*Data records:*
(begin)

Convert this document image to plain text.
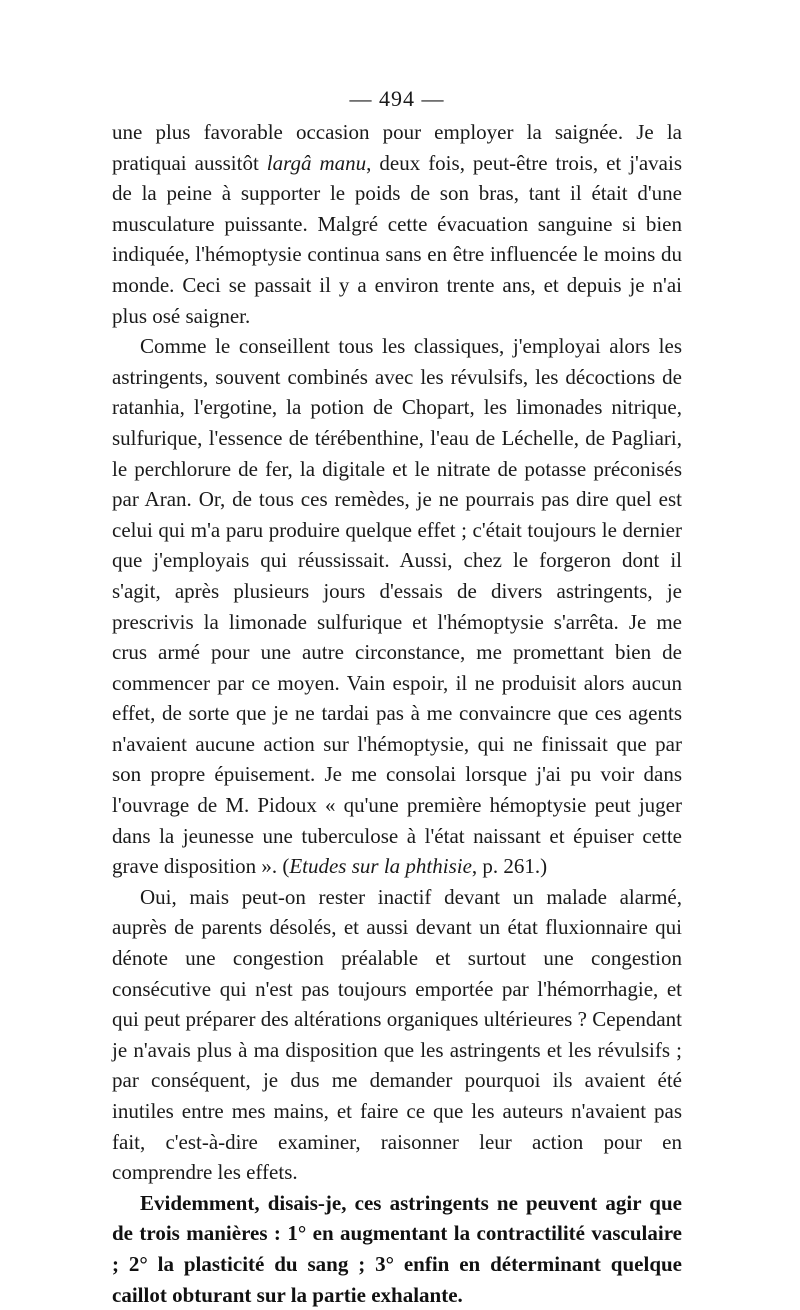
— 494 —

une plus favorable occasion pour employer la saignée. Je la pratiquai aussitôt largâ manu, deux fois, peut-être trois, et j'avais de la peine à supporter le poids de son bras, tant il était d'une musculature puissante. Malgré cette évacuation sanguine si bien indiquée, l'hémoptysie continua sans en être influencée le moins du monde. Ceci se passait il y a environ trente ans, et depuis je n'ai plus osé saigner.

Comme le conseillent tous les classiques, j'employai alors les astringents, souvent combinés avec les révulsifs, les décoctions de ratanhia, l'ergotine, la potion de Chopart, les limonades nitrique, sulfurique, l'essence de térébenthine, l'eau de Léchelle, de Pagliari, le perchlorure de fer, la digitale et le nitrate de potasse préconisés par Aran. Or, de tous ces remèdes, je ne pourrais pas dire quel est celui qui m'a paru produire quelque effet ; c'était toujours le dernier que j'employais qui réussissait. Aussi, chez le forgeron dont il s'agit, après plusieurs jours d'essais de divers astringents, je prescrivis la limonade sulfurique et l'hémoptysie s'arrêta. Je me crus armé pour une autre circonstance, me promettant bien de commencer par ce moyen. Vain espoir, il ne produisit alors aucun effet, de sorte que je ne tardai pas à me convaincre que ces agents n'avaient aucune action sur l'hémoptysie, qui ne finissait que par son propre épuisement. Je me consolai lorsque j'ai pu voir dans l'ouvrage de M. Pidoux « qu'une première hémoptysie peut juger dans la jeunesse une tuberculose à l'état naissant et épuiser cette grave disposition ». (Etudes sur la phthisie, p. 261.)

Oui, mais peut-on rester inactif devant un malade alarmé, auprès de parents désolés, et aussi devant un état fluxionnaire qui dénote une congestion préalable et surtout une congestion consécutive qui n'est pas toujours emportée par l'hémorrhagie, et qui peut préparer des altérations organiques ultérieures ? Cependant je n'avais plus à ma disposition que les astringents et les révulsifs ; par conséquent, je dus me demander pourquoi ils avaient été inutiles entre mes mains, et faire ce que les auteurs n'avaient pas fait, c'est-à-dire examiner, raisonner leur action pour en comprendre les effets.

Evidemment, disais-je, ces astringents ne peuvent agir que de trois manières : 1° en augmentant la contractilité vasculaire ; 2° la plasticité du sang ; 3° enfin en déterminant quelque caillot obturant sur la partie exhalante.
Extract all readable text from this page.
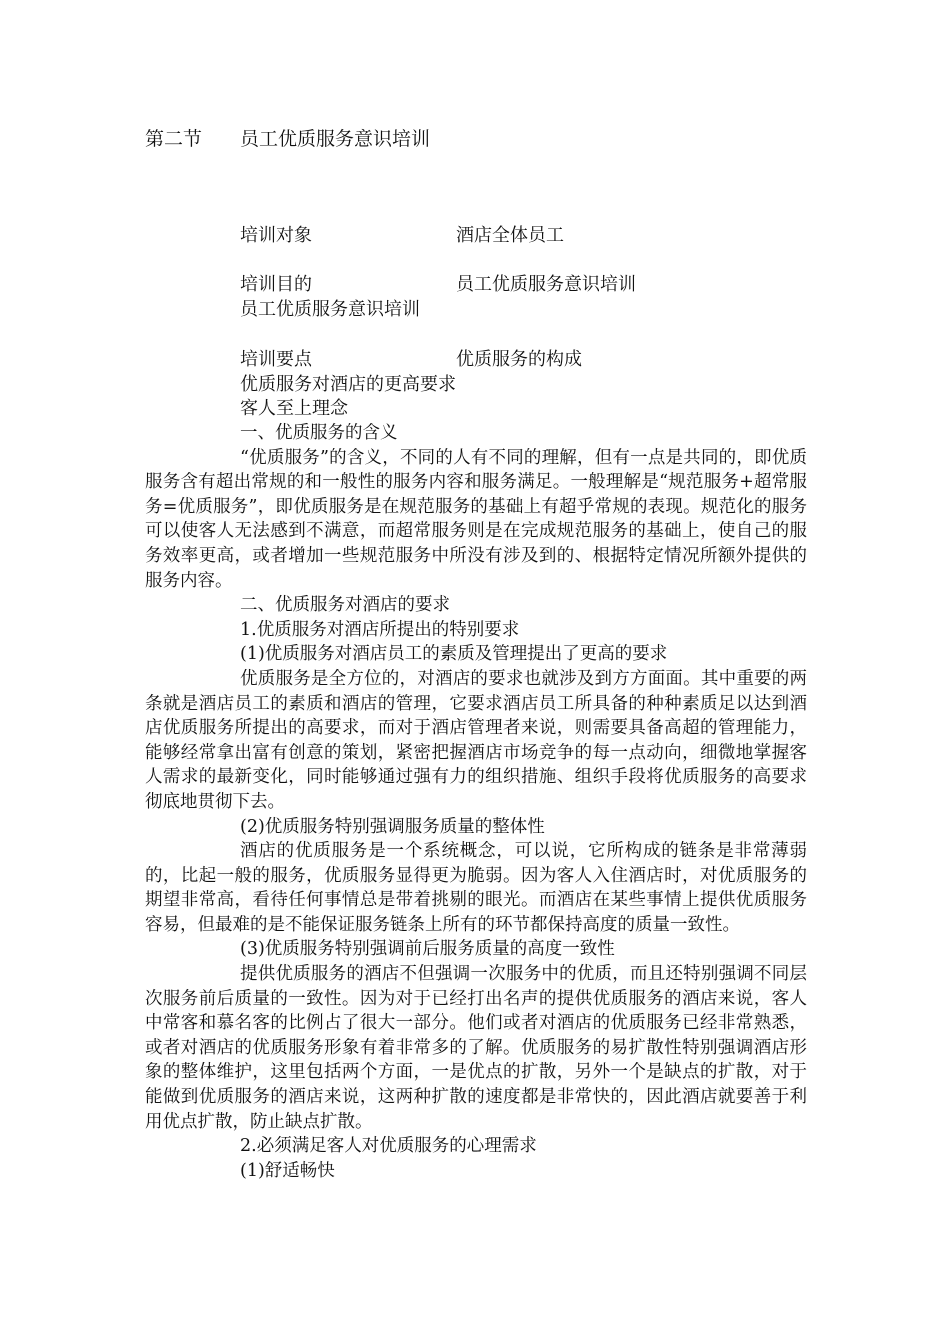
第二节　　员工优质服务意识培训
培训对象	酒店全体员工
培训目的	员工优质服务意识培训
员工优质服务意识培训
培训要点	优质服务的构成
优质服务对酒店的更高要求
客人至上理念

一、优质服务的含义

“优质服务”的含义，不同的人有不同的理解，但有一点是共同的，即优质服务含有超出常规的和一般性的服务内容和服务满足。一般理解是“规范服务+超常服务=优质服务”，即优质服务是在规范服务的基础上有超乎常规的表现。规范化的服务可以使客人无法感到不满意，而超常服务则是在完成规范服务的基础上，使自己的服务效率更高，或者增加一些规范服务中所没有涉及到的、根据特定情况所额外提供的服务内容。

二、优质服务对酒店的要求

1.优质服务对酒店所提出的特别要求

(1)优质服务对酒店员工的素质及管理提出了更高的要求

优质服务是全方位的，对酒店的要求也就涉及到方方面面。其中重要的两条就是酒店员工的素质和酒店的管理，它要求酒店员工所具备的种种素质足以达到酒店优质服务所提出的高要求，而对于酒店管理者来说，则需要具备高超的管理能力，能够经常拿出富有创意的策划，紧密把握酒店市场竞争的每一点动向，细微地掌握客人需求的最新变化，同时能够通过强有力的组织措施、组织手段将优质服务的高要求彻底地贯彻下去。

(2)优质服务特别强调服务质量的整体性

酒店的优质服务是一个系统概念，可以说，它所构成的链条是非常薄弱的，比起一般的服务，优质服务显得更为脆弱。因为客人入住酒店时，对优质服务的期望非常高，看待任何事情总是带着挑剔的眼光。而酒店在某些事情上提供优质服务容易，但最难的是不能保证服务链条上所有的环节都保持高度的质量一致性。

(3)优质服务特别强调前后服务质量的高度一致性

提供优质服务的酒店不但强调一次服务中的优质，而且还特别强调不同层次服务前后质量的一致性。因为对于已经打出名声的提供优质服务的酒店来说，客人中常客和慕名客的比例占了很大一部分。他们或者对酒店的优质服务已经非常熟悉，或者对酒店的优质服务形象有着非常多的了解。优质服务的易扩散性特别强调酒店形象的整体维护，这里包括两个方面，一是优点的扩散，另外一个是缺点的扩散，对于能做到优质服务的酒店来说，这两种扩散的速度都是非常快的，因此酒店就要善于利用优点扩散，防止缺点扩散。

2.必须满足客人对优质服务的心理需求

(1)舒适畅快
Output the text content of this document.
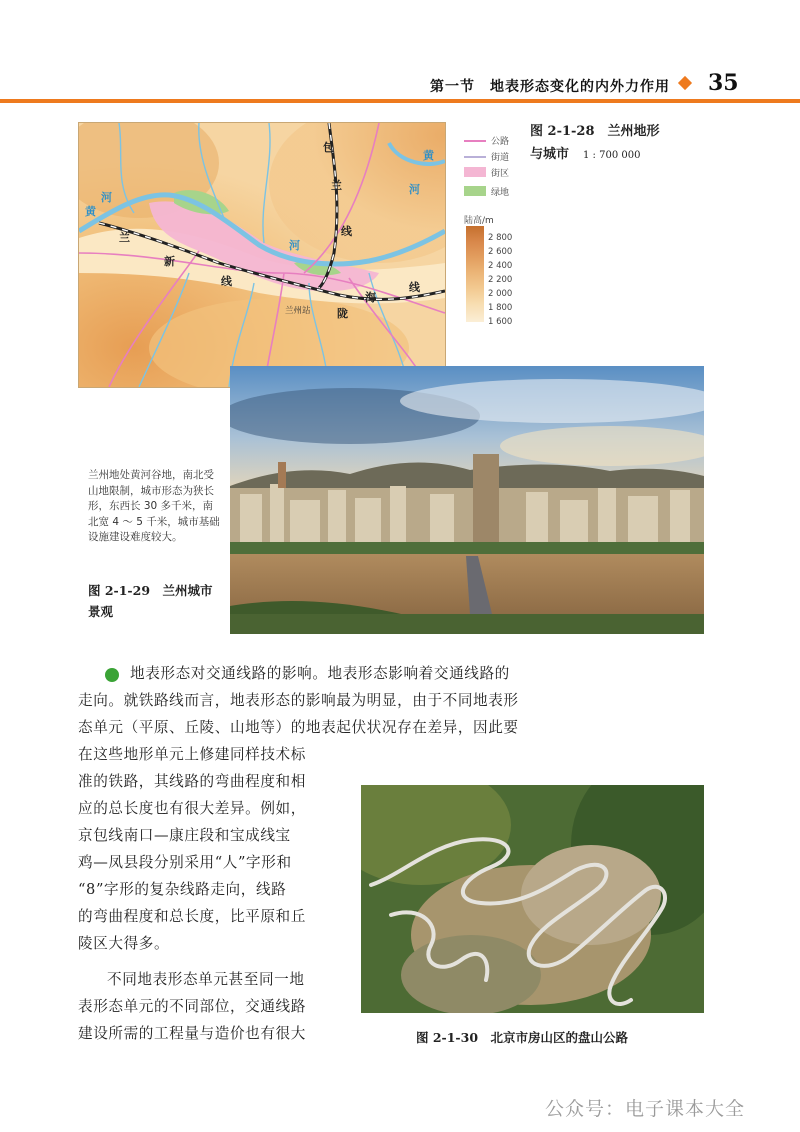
第一节　地表形态变化的内外力作用 35
包
兰
线
黄
河
黄
河
兰
新
线
河
线
陇
海
兰州站
公路
街道
街区
绿地
陆高/m
2 800
2 600
2 400
2 200
2 000
1 800
1 600
图 2-1-28　 兰州地形
与城市 1 : 700 000
兰州地处黄河谷地，南北受山地限制，城市形态为狭长形，东西长 30 多千米，南北宽 4 ～ 5 千米，城市基础设施建设难度较大。
图 2-1-29　兰州城市
景观
地表形态对交通线路的影响。地表形态影响着交通线路的
走向。就铁路线而言，地表形态的影响最为明显，由于不同地表形
态单元（平原、丘陵、山地等）的地表起伏状况存在差异，因此要
在这些地形单元上修建同样技术标
准的铁路，其线路的弯曲程度和相
应的总长度也有很大差异。例如，
京包线南口—康庄段和宝成线宝
鸡—凤县段分别采用“人”字形和
“8”字形的复杂线路走向，线路
的弯曲程度和总长度，比平原和丘
陵区大得多。
不同地表形态单元甚至同一地
表形态单元的不同部位，交通线路
建设所需的工程量与造价也有很大	图 2-1-30　北京市房山区的盘山公路
公众号：电子课本大全
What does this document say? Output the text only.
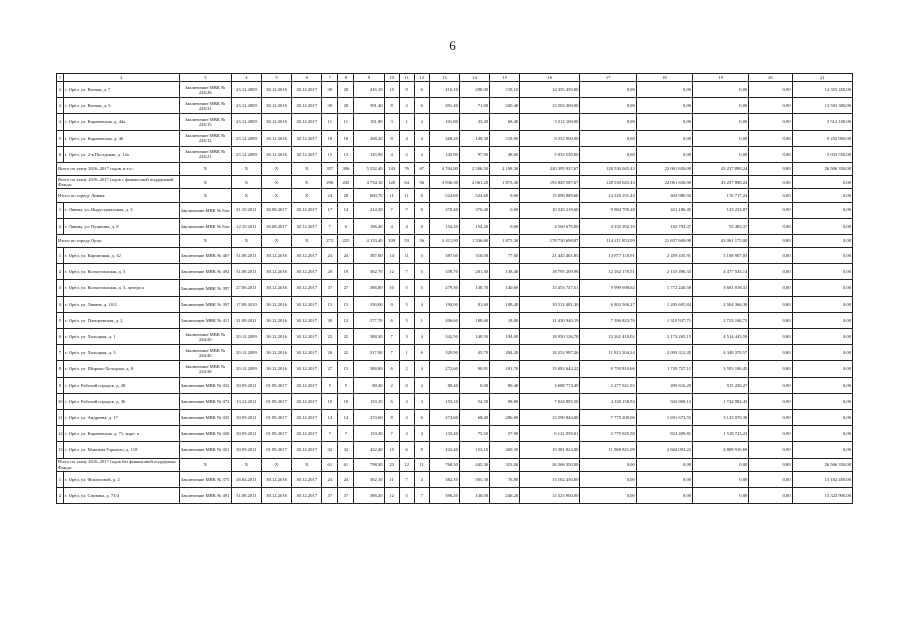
6
1	2	3	4	5	6	7	8	9	10	11	12	13	14	15	16	17	18	19	20	21
2	г. Орёл, ул. Ватная, д. 7	Заключение МВК № 226/28	23.12.2009	30.12.2016	30.12.2017	30	20	416,10	15	9	6	416,10	298,00	118,10	14 355 450,00	0,00	0,00	0,00	0,00	14 355 450,00
3	г. Орёл, ул. Ватная, д. 3	Заключение МВК № 226/31	23.12.2009	30.12.2016	30.12.2017	30	20	391,40	8	2	6	391,40	71,00	320,40	13 503 300,00	0,00	0,00	0,00	0,00	13 503 300,00
4	г. Орёл, ул. Карачевская, д. 44а	Заключение МВК № 226/15	23.12.2009	30.12.2016	30.12.2017	11	11	101,80	3	1	2	101,80	33,40	68,40	3 512 100,00	0,00	0,00	0,00	0,00	3 512 100,00
5	г. Орёл, ул. Карачевская, д. 46	Заключение МВК № 226/12	23.12.2009	30.12.2016	30.12.2017	18	18	268,20	8	4	4	268,20	149,30	118,90	9 252 900,00	0,00	0,00	0,00	0,00	9 252 900,00
6	г. Орёл, ул. 2-я Посадская, д. 14а	Заключение МВК № 226/21	23.12.2009	30.12.2016	30.12.2017	15	15	145,90	4	2	2	145,90	97,90	48,00	5 033 550,00	0,00	0,00	0,00	0,00	5 033 550,00
Всего по этапу 2016–2017 годов, в т.ч.:		X	X	X	X	357	306	5 532,40	143	76	67	4 704,80	2 506,50	2 198,30	220 395 937,67	128 530 045,43	22 061 650,00	43 237 890,24	0,00	26 506 350,00
Всего по этапу 2016–2017 годов с финансовой поддержкой Фонда:		X	X	X	X	296	245	4 734,10	120	64	56	3 936,50	2 061,20	1 875,30	193 829 587,67	128 530 045,43	22 061 650,00	43 237 890,24	0,00	0,00
Итого по городу Ливны:		X	X	X	X	24	20	600,70	11	11	0	524,60	524,60	0,00	15 098 889,60	14 318 191,44	403 980,92	176 717,24	0,00	0,00
1	г. Ливны, ул. Индустриальная, д. 3	Заключение МВК № 6/ш	31.10.2011	30.08.2017	30.12.2017	17	14	414,30	7	7	0	370,40	370,40	0,00	10 529 219,60	9 984 799,28	421 186,45	123 233,87	0,00	0,00
2	г. Ливны, ул. Пушкина, д. 8	Заключение МВК № 6/ш	12.10.2011	30.08.2017	30.12.2017	7	6	186,40	4	4	0	154,20	154,20	0,00	4 569 670,00	4 333 392,16	182 794,47	53 483,37	0,00	0,00
Итого по городу Орлу:		X	X	X	X	272	225	4 133,40	109	53	56	3 411,90	1 536,60	1 875,30	178 730 698,07	114 211 853,99	21 657 669,08	43 061 175,00	0,00	0,00
1	г. Орёл, ул. Кирпичная, д. 32	Заключение МВК № 467	31.08.2011	30.12.2016	30.12.2017	24	24	387,60	14	11	3	387,60	310,00	77,60	21 445 461,85	13 877 118,91	2 459 435,91	5 108 907,03	0,00	0,00
2	г. Орёл, ул. Колхозтанская, д. 3	Заключение МВК № 492	31.08.2011	30.12.2016	30.12.2017	20	19	382,70	12	7	5	339,70	201,30	138,40	18 795 209,98	12 162 170,51	2 155 496,33	4 477 543,14	0,00	0,00
3	г. Орёл, ул. Колхозтанская, д. 3, литера а	Заключение МВК № 397	27.06.2011	30.12.2016	30.12.2017	37	27	386,80	10	5	5	279,30	138,70	140,60	15 453 747,51	9 999 698,62	1 772 240,58	3 681 818,31	0,00	0,00
4	г. Орёл, ул. Ливаев, д. 10/2	Заключение МВК № 397	17.09.2010	30.12.2016	30.12.2017	15	15	190,00	9	5	4	190,00	81,60	108,40	10 512 481,30	6 802 506,27	1 205 605,84	2 504 366,39	0,00	0,00
5	г. Орёл, ул. Плещеевская, д. 2	Заключение МВК № 411	31.08.2011	30.12.2016	30.12.2017	30	12	577,70	6	5	1	206,60	188,60	18,00	11 430 940,19	7 396 823,76	1 310 937,71	2 723 168,72	0,00	0,00
6	г. Орёл, ул. Холодная, д. 1	Заключение МВК № 226/20	29.12.2009	30.12.2016	30.12.2017	25	25	388,30	7	3	4	342,50	148,50	194,00	18 950 126,78	12 262 418,02	2 173 265,15	4 514 443,59	0,00	0,00
7	г. Орёл, ул. Холодная, д. 3	Заключение МВК № 226/40	29.12.2009	30.12.2016	30.12.2017	26	22	317,90	7	1	6	329,90	45,70	284,20	18 252 987,26	11 813 304,24	2 093 312,45	4 348 370,57	0,00	0,00
8	г. Орёл, ул. Широко-Холодная, д. 8	Заключение МВК № 226/38	29.12.2009	30.12.2016	30.12.2017	27	15	388,80	6	2	4	272,60	90,91	181,70	15 082 644,22	9 759 810,66	1 729 727,11	3 593 106,45	0,00	0,00
9	г. Орёл, Рабочий городок, д. 28	Заключение МВК № 432	30.09.2011	01.09.2017	30.12.2017	5	5	80,40	2	0	2	80,40	0,00	80,40	3 688 774,49	2 277 921,93	495 616,29	915 236,27	0,00	0,00
10	г. Орёл, Рабочий городок, д. 36	Заключение МВК № 472	13.12.2011	01.09.2017	30.12.2017	10	10	153,10	6	3	3	153,10	54,30	98,80	7 024 995,50	4 338 158,94	943 869,13	1 742 982,43	0,00	0,00
11	г. Орёл, ул. Андреева, д. 17	Заключение МВК № 435	30.09.2011	01.09.2017	30.12.2017	14	14	274,60	8	2	6	274,60	68,40	206,00	13 590 844,00	7 775 200,06	1 691 673,55	3 123 970,39	0,00	0,00
12	г. Орёл, ул. Карачевская, д. 71, корп. а	Заключение МВК № 430	30.09.2011	01.09.2017	30.12.2017	7	7	153,40	7	3	4	133,40	75,50	57,90	6 121 059,01	3 779 925,58	822 409,81	1 518 723,22	0,00	0,00
13	г. Орёл, ул. Максима Горького, д. 118	Заключение МВК № 431	30.09.2011	01.09.2017	30.12.2017	32	32	422,40	15	6	9	422,40	153,10	269,30	19 381 824,00	11 968 821,09	2 604 092,22	4 808 910,69	0,00	0,00
Всего по этапу 2016–2017 годов без финансовой поддержки Фонда:		X	X	X	X	61	61	798,30	23	12	11	768,30	445,30	323,00	26 566 350,00	0,00	0,00	0,00	0,00	26 566 350,00
1	г. Орёл, ул. Фокзаговой, д. 2	Заключение МВК № 375	26.04.2011	30.12.2016	30.12.2017	24	24	382,10	11	7	4	382,10	305,30	76,80	13 182 450,00	0,00	0,00	0,00	0,00	13 182 450,00
2	г. Орёл, ул. Спивака, д. 73/4	Заключение МВК № 491	31.08.2011	30.12.2016	30.12.2017	37	37	386,20	12	5	7	396,20	140,00	246,20	13 323 900,00	0,00	0,00	0,00	0,00	13 323 900,00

(end)

*EXERCISE GOAL:* Reproduce every line of the listing above in which the string "document" appears.

*FINAL RESULT:*
Convert this document image to plain text.
Output the text content of this document.
What does this document say? Output the text only.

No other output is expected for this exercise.